▶ _Objective_:
Give the material again in full, matching it exactly.

-------- Material for this exercise --------

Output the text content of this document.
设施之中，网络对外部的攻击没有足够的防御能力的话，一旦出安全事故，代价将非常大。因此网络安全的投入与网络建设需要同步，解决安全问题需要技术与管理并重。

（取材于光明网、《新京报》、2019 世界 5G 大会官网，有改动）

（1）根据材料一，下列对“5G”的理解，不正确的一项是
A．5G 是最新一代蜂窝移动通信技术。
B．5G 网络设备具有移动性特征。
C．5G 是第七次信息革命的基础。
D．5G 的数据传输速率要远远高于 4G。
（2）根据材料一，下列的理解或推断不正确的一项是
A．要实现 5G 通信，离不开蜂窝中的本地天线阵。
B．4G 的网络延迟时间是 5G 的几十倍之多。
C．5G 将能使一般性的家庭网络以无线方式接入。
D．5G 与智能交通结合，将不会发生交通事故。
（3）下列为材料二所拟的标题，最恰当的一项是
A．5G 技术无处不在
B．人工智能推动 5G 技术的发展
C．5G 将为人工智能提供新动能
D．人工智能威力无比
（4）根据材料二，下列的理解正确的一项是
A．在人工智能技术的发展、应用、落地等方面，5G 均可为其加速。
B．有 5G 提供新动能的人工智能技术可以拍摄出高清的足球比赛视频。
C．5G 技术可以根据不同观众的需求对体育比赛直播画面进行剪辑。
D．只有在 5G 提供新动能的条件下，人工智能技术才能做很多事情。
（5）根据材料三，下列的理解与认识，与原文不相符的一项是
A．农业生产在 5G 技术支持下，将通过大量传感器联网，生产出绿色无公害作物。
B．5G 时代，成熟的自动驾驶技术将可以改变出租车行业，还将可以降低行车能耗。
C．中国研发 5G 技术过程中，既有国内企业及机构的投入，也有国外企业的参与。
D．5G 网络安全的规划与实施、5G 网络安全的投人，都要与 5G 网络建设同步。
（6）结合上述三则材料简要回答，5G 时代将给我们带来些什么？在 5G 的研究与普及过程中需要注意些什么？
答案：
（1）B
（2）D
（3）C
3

--------

▶ _The response_:
Output the text content of this document.
设施之中，网络对外部的攻击没有足够的防御能力的话，一旦出安全事故，代价将非常大。因此网络安全的投入与网络建设需要同步，解决安全问题需要技术与管理并重。

（取材于光明网、《新京报》、2019 世界 5G 大会官网，有改动）

（1）根据材料一，下列对“5G”的理解，不正确的一项是
A．5G 是最新一代蜂窝移动通信技术。
B．5G 网络设备具有移动性特征。
C．5G 是第七次信息革命的基础。
D．5G 的数据传输速率要远远高于 4G。
（2）根据材料一，下列的理解或推断不正确的一项是
A．要实现 5G 通信，离不开蜂窝中的本地天线阵。
B．4G 的网络延迟时间是 5G 的几十倍之多。
C．5G 将能使一般性的家庭网络以无线方式接入。
D．5G 与智能交通结合，将不会发生交通事故。
（3）下列为材料二所拟的标题，最恰当的一项是
A．5G 技术无处不在
B．人工智能推动 5G 技术的发展
C．5G 将为人工智能提供新动能
D．人工智能威力无比
（4）根据材料二，下列的理解正确的一项是
A．在人工智能技术的发展、应用、落地等方面，5G 均可为其加速。
B．有 5G 提供新动能的人工智能技术可以拍摄出高清的足球比赛视频。
C．5G 技术可以根据不同观众的需求对体育比赛直播画面进行剪辑。
D．只有在 5G 提供新动能的条件下，人工智能技术才能做很多事情。
（5）根据材料三，下列的理解与认识，与原文不相符的一项是
A．农业生产在 5G 技术支持下，将通过大量传感器联网，生产出绿色无公害作物。
B．5G 时代，成熟的自动驾驶技术将可以改变出租车行业，还将可以降低行车能耗。
C．中国研发 5G 技术过程中，既有国内企业及机构的投入，也有国外企业的参与。
D．5G 网络安全的规划与实施、5G 网络安全的投人，都要与 5G 网络建设同步。
（6）结合上述三则材料简要回答，5G 时代将给我们带来些什么？在 5G 的研究与普及过程中需要注意些什么？
答案：
（1）B
（2）D
（3）C
3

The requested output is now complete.